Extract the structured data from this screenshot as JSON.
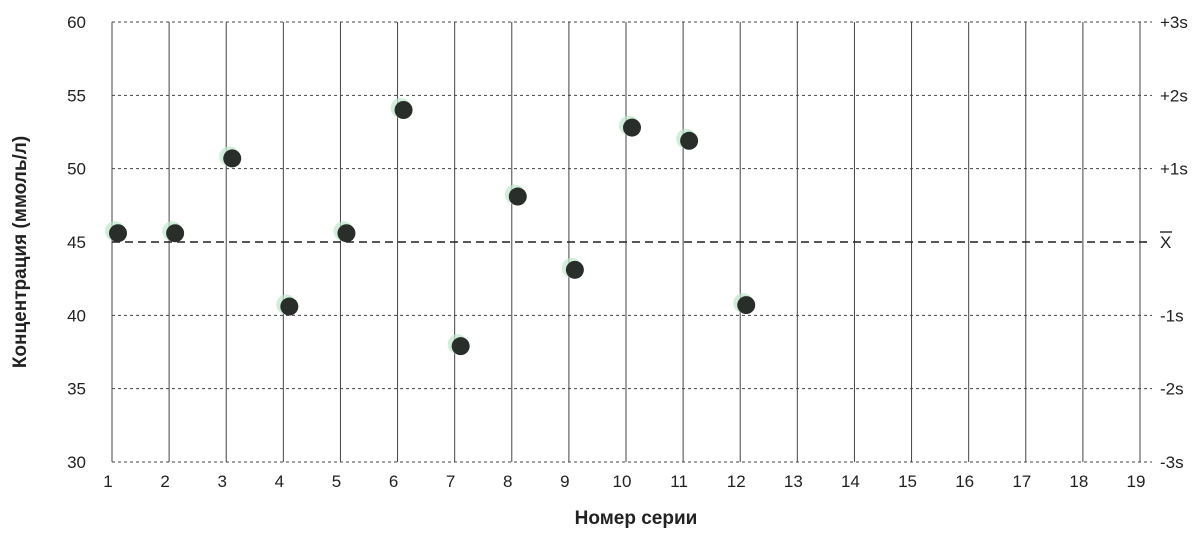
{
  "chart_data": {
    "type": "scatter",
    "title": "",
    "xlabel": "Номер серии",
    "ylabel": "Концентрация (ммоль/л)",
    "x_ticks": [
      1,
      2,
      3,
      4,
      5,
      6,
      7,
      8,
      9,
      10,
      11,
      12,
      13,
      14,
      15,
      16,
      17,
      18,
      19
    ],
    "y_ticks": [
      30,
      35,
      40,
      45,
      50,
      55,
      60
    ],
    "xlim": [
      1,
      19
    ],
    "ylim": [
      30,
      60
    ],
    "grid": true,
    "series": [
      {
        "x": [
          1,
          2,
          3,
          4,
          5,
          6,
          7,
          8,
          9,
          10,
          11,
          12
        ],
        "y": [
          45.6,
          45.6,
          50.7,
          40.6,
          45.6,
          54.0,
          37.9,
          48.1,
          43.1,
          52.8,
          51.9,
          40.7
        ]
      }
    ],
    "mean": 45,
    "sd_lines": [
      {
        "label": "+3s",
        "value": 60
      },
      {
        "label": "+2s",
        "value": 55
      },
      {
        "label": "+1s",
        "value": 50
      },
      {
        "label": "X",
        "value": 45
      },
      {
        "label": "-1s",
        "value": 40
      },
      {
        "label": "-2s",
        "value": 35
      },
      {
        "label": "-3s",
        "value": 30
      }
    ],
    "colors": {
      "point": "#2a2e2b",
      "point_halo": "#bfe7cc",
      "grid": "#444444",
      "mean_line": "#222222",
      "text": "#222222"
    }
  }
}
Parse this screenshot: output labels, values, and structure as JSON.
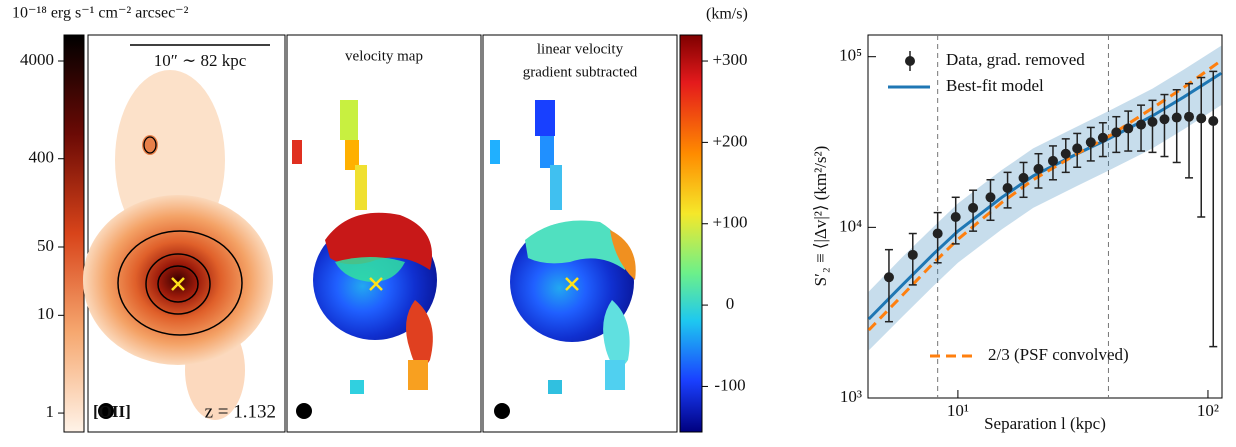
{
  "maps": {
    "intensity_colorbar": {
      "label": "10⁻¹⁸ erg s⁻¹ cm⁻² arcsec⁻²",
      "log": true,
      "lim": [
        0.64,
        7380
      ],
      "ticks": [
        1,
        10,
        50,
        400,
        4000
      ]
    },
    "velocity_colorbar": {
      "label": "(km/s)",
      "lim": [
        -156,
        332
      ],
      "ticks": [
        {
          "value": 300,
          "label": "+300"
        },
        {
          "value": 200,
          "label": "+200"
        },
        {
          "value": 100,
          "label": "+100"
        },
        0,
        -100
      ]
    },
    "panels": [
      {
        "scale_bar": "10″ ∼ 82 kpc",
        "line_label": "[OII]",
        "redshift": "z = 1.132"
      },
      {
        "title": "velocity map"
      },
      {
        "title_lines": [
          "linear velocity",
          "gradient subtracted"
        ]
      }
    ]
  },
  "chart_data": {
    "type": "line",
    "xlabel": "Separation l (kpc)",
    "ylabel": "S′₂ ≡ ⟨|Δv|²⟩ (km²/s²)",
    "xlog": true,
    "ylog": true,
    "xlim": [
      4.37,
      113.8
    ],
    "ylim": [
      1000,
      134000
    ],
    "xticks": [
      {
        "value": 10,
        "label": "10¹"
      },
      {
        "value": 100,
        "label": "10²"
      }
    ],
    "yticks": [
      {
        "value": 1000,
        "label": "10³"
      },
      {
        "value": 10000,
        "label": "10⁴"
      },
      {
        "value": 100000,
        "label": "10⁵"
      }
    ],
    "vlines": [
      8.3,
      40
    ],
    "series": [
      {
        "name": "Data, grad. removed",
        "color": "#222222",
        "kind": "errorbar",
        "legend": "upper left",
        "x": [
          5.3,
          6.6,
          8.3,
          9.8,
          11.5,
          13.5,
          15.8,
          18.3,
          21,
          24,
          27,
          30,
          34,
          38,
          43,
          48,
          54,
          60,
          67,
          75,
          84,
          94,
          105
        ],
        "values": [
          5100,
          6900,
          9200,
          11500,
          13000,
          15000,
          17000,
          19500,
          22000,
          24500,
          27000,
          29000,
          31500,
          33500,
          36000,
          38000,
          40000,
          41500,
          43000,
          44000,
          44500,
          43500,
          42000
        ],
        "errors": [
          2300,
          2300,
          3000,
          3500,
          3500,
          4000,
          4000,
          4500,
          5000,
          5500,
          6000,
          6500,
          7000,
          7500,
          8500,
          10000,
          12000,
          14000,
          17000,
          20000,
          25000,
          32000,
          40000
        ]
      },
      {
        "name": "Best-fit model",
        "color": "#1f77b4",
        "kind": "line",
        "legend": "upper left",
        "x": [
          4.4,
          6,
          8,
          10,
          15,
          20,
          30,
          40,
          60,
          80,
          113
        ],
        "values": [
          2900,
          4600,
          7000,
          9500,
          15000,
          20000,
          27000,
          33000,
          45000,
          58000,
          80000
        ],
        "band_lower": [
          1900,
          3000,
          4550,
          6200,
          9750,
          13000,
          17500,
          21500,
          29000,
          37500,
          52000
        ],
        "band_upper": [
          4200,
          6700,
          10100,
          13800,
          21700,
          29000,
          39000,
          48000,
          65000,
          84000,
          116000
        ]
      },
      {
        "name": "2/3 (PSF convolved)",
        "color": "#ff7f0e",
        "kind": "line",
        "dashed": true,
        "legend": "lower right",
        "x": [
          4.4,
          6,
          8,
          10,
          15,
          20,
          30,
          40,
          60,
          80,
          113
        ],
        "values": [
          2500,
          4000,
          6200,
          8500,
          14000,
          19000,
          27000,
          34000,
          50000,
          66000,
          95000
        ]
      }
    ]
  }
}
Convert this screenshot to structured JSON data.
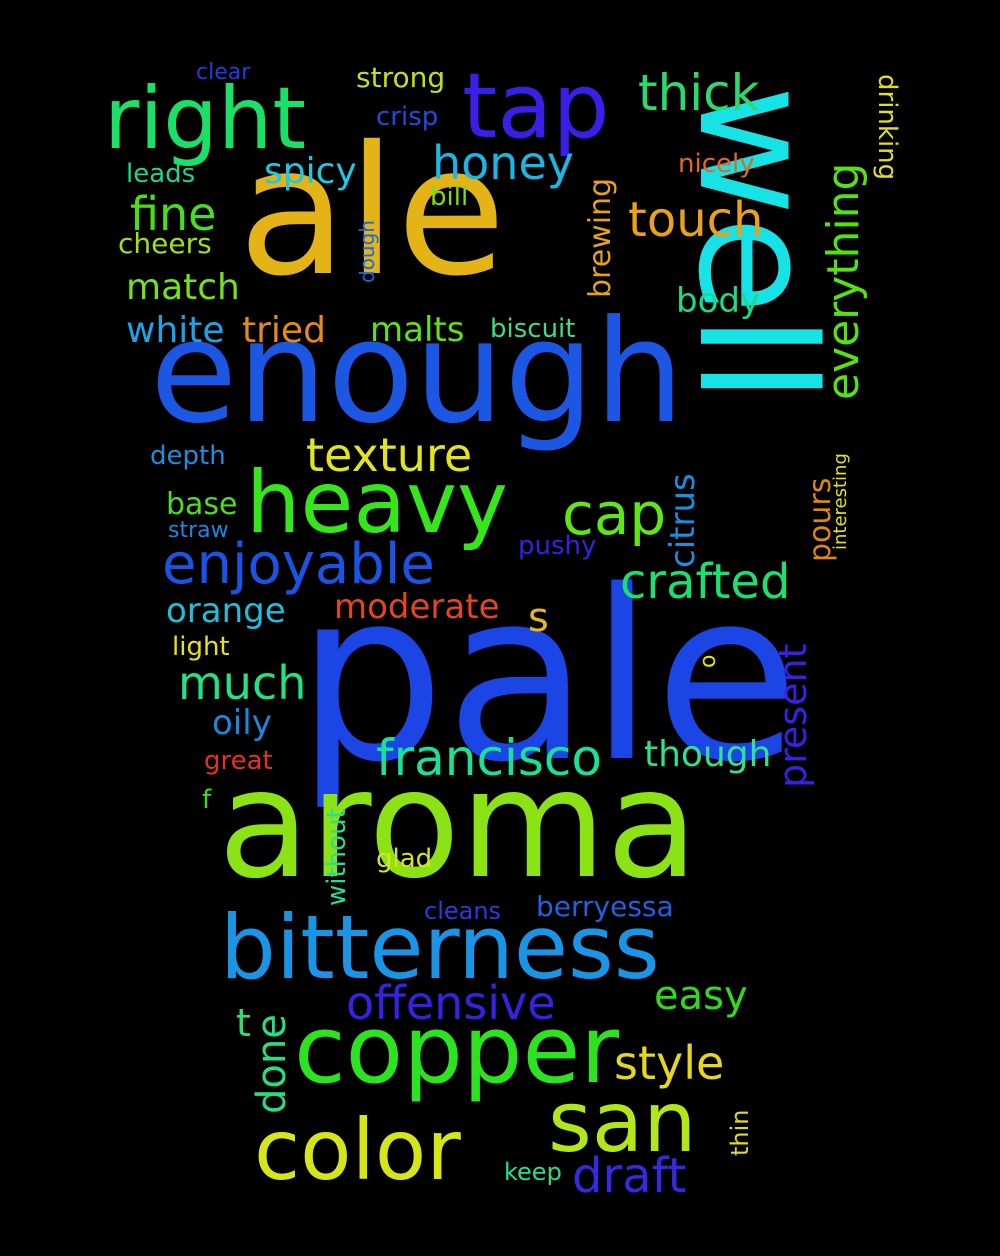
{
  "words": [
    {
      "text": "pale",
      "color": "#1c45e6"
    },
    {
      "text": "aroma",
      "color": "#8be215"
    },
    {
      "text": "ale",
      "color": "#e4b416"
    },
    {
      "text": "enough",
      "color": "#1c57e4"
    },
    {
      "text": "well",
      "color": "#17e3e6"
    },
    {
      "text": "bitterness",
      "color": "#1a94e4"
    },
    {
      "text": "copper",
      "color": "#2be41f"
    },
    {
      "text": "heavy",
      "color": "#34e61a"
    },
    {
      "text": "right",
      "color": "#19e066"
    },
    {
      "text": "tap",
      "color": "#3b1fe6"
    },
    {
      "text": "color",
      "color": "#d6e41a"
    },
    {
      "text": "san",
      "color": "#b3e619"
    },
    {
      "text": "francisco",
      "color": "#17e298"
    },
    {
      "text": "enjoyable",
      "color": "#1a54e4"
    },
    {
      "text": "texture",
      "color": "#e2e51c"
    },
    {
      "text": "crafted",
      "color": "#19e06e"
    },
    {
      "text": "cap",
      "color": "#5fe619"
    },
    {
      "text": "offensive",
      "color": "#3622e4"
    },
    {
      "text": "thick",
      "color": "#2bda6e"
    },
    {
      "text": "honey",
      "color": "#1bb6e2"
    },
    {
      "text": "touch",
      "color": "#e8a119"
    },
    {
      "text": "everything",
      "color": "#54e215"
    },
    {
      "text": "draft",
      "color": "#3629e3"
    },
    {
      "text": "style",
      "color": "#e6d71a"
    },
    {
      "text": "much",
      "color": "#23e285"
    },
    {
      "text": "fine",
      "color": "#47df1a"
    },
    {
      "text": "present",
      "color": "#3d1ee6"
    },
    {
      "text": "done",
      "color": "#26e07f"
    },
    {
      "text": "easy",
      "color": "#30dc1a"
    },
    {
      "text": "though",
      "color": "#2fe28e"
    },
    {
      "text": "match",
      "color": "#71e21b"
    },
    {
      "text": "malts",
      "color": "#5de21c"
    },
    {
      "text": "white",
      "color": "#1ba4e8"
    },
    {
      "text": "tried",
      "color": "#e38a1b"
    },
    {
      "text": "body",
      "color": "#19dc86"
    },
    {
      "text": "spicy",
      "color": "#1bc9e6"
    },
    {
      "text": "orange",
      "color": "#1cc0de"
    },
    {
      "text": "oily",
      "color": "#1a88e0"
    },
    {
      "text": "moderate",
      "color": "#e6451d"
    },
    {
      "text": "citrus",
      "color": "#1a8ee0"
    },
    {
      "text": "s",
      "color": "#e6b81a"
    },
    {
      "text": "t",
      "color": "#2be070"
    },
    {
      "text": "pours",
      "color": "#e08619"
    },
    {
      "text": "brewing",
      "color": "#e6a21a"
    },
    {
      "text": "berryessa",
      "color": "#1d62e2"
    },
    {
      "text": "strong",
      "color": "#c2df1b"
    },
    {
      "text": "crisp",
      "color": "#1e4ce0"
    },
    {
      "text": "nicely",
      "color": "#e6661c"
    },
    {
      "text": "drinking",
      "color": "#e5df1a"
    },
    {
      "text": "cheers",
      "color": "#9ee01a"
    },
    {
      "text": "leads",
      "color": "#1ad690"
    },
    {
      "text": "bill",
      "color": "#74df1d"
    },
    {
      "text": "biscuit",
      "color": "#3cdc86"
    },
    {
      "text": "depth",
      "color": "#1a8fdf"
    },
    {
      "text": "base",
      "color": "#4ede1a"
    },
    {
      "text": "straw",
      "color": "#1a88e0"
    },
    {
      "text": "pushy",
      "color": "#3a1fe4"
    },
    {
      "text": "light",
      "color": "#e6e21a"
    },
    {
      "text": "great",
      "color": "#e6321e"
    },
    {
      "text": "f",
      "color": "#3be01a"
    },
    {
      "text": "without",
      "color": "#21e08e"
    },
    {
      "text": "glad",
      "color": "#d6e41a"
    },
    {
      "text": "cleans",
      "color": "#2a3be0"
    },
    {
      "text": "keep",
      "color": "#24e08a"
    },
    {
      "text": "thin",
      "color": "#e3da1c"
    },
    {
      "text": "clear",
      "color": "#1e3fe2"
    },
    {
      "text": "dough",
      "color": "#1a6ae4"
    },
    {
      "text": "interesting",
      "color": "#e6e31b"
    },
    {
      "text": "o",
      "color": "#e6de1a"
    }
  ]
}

* * * * *

**What is being asked:**
Pull out every line holding "structured" from the records above, and copy it.

**Expected answer:**
Extract the structured data from this screenshot as JSON.
Convert this screenshot to structured JSON data.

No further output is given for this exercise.